BEGIN Supplied text
February 09, 2010

DOI: What Do We Got?

doi-what-do-we-got.png
(Click image for full size graphic.)

Following the JISC seminar last week on persistent identifiers (#jiscpid on Twitter) there was some discussion about DOI and its role within a Linked Data context. John Erickson has responded with a very thoughtful post DOIs, URIs and Cool Resolution, which ably summarizes how the current problem with DOI in that the way the DOI is is implemented by the handle HTTP proxy may not have kept pace with actual HTTP developments. (For example, John notes that the proxy is not capable of dealing with 'Accept' headers.) He has proposed a solution, and the post has attracted several comments.

I just wanted to offer here the above diagram in an attempt to corral some of the various facets relating to DOI that I am aware of. I realize that this may seem like an open invitation to flame on - and this is a very preliminary draft - but ... be kind!

So, this may be totally off the wall but it represents my best understanding of DOI as used by CrossRef.

I have distinguished three main contexts:

  1. Generic Data - A generalized information context where the an object is identified with a DOI, an identifier system that is currently being ratified through the ISO process. This is the raw DOI number. (This definitely is not a first class object on the Web as it has no URI.)
  2. Web Data - An online information context (here I use the term 'Web' in its widest sense) where resources are identified by URI (not necessarily an HTTP URI). Here DOI is represented under two URI schemes: 'doi:' (unregistered but preferred by CrossRef), and 'info:' (registered and available for general URI use). Also it has a presence on the Web via an HTTP proxy (dx.doi.org) URL where it is used as a slug to create a permalink (as listed at 'A'). A simple HTTP redirect is used (with status code 302) to turn this permalink into the publisher response page http://example/1. (Note that typically a second redirect will occur on the publisher platform, here shown by the redirect to http://example/2.)
END Supplied text
BEGIN Provided data
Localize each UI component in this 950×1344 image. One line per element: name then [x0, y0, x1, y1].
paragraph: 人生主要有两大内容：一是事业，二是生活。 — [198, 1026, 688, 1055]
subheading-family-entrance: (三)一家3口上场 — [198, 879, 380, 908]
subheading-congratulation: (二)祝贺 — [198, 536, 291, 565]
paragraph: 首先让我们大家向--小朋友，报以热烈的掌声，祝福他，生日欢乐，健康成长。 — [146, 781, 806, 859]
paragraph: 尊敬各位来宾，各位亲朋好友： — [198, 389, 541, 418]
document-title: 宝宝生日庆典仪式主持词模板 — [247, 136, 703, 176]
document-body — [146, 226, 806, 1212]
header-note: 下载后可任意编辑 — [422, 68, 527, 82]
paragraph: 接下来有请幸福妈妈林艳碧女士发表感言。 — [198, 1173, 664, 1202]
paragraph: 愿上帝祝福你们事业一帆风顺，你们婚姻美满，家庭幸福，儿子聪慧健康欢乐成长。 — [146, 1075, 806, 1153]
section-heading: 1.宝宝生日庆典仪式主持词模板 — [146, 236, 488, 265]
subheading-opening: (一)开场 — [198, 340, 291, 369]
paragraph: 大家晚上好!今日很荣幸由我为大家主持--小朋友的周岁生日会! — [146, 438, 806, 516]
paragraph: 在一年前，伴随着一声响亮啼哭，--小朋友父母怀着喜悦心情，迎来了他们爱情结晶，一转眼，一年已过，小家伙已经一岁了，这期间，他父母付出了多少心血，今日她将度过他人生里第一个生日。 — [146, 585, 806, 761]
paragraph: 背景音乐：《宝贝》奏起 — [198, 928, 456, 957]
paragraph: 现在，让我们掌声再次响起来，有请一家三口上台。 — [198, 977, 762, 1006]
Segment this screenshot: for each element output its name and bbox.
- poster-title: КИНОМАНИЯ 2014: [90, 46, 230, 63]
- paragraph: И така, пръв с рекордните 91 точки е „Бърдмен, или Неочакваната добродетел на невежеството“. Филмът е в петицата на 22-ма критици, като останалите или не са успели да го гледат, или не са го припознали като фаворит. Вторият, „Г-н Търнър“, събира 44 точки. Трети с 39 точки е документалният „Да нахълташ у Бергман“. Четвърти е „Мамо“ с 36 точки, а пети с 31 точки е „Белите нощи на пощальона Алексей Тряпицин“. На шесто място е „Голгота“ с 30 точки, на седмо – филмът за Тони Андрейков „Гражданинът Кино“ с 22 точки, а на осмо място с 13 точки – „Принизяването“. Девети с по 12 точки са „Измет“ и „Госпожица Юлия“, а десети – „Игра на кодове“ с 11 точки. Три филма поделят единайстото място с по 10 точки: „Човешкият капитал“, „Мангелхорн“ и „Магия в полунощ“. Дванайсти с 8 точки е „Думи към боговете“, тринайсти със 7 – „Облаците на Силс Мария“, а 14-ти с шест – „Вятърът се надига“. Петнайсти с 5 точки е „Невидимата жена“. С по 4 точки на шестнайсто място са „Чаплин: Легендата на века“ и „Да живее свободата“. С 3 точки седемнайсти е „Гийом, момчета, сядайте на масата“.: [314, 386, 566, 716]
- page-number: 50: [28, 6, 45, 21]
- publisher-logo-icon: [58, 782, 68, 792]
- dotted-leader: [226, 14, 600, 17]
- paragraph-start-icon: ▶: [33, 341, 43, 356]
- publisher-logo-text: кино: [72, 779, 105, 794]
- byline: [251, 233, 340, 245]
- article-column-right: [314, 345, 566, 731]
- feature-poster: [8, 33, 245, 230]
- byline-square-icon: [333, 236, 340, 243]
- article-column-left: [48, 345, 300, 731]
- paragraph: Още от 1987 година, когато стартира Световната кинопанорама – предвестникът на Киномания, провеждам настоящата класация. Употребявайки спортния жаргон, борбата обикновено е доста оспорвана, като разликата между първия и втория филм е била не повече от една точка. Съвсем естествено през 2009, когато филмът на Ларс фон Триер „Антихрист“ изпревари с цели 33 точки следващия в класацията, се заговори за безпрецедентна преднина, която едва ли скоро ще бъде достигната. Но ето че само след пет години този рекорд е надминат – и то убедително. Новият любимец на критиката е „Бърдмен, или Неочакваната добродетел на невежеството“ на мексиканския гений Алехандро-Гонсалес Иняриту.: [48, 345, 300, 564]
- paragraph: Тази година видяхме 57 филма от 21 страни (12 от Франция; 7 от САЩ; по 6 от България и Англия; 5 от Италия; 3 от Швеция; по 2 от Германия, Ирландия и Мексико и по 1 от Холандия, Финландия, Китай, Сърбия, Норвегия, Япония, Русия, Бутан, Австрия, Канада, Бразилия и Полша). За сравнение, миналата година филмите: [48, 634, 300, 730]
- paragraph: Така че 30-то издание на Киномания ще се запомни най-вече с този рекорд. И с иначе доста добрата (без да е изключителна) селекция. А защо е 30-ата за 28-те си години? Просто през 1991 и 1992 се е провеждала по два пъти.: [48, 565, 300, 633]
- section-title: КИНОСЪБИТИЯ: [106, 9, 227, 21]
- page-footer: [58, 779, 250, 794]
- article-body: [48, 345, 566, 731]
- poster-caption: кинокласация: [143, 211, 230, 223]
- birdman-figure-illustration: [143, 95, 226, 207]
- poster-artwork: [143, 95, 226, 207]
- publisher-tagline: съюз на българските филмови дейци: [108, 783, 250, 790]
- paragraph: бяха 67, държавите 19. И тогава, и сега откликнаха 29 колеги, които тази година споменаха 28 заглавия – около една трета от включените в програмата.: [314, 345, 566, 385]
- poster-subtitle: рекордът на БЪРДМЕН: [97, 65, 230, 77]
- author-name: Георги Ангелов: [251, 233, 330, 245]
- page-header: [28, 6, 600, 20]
END Provided data
• _List of tasks_:
- 1) From the DOI blog post above the material, extract the passage between "Following the JISC" and "but ... be kind!", inclusive.
- 2) Pick up the DOI blog post from its last line and write the next part.

• _Results of the exercise_:
- 1)
Following the JISC seminar last week on persistent identifiers (#jiscpid on Twitter) there was some discussion about DOI and its role within a Linked Data context. John Erickson has responded with a very thoughtful post DOIs, URIs and Cool Resolution, which ably summarizes how the current problem with DOI in that the way the DOI is is implemented by the handle HTTP proxy may not have kept pace with actual HTTP developments. (For example, John notes that the proxy is not capable of dealing with 'Accept' headers.) He has proposed a solution, and the post has attracted several comments.

I just wanted to offer here the above diagram in an attempt to corral some of the various facets relating to DOI that I am aware of. I realize that this may seem like an open invitation to flame on - and this is a very preliminary draft - but ... be kind!

- 2)
  3. Linked Data - An online information context where resources are identified by HTTP URI and conform to Linked Data principles. Now this is where there is a tension arises between the common publisher perspective and the strict semantic viewpoint. Implicit in the general Web context given above was the notion that the permalink ('A') was somehow related to the abstract object and the redirection service applied to it associated the abstract resource with concrete representations of the object.
So how do we relate the DOI HTTP URI with the abstract ('work') identifier listed at 'D' in the diagram?

Well the Architecture of the World Wide Web recognizes two distinct classes of resources: Information Resources (IR) and Non-Information Resources (NR). (Note: Only the term 'information resource' is used in AWWW.) IR are those that can be directly retrieved using HTTP, whereas NR are not directly retrievable but have an associated description which is retrievable and is itself a proxy for the real world object.

So either the HTTP URI denotes an IR (as listed at 'B') and is resolved (through HTTP status code '302 Found') to a default representation, which is the view that the Linked Data community would currently have of DOI. But this is at odds with what the CrossRef position which regards DOI as identifying the abstract work. Alternately to fit better the CrossRef model of DOI the HTTP URI would denote an NR (as listed at 'A') which would be resolved (through HTTP status code '303 See Other') to an associated description - a publisher response page.

There will be those self-appointed URI czars who will bemoan the fact of there being multiple URIs. But frankly there is nothing inherently wrong with that. Just as in the real world there are many languages so in the online world there are multiple contexts and histories. We can attempt to make some sense of this by making use of the well-known semantic properties owl:sameAs and ore:similarTo and declare (as also shown in the diagram) the following assertions:


info:doi/D owl:sameAs doi:D .

http://dx.doi.org/D ore:similarTo info:doi/D .

http://dx.doi.org/D ore:similarTo doi:D .


Note that ore:similarTo (stemming from the OAI-ORE work) is a weaker kind of relationship than owl:sameAs (which comes from OWL) and may be appropriate in this usage.

In sum, scenario 'A' is what we have currently implemented, scenario 'B' is what might be commonly perceived as being implemented, and scenario 'C' may be a more correct semantic position.

Your comments (and not unkind comments, please;) are more than welcome.

December 13, 2009

A Christmas Reading List... with DOIs

Was outraged (outraged, I tell you) that one of my favorite online comics, PhD, didn't include DOIs in their recent bibliography of Christmas-related citations.. So I've compiled them below.

We care about these things so that you don't have to. Bet you will sleep better at night knowing this.

Or perhaps not...

A Christmas Reading List... with DOIs.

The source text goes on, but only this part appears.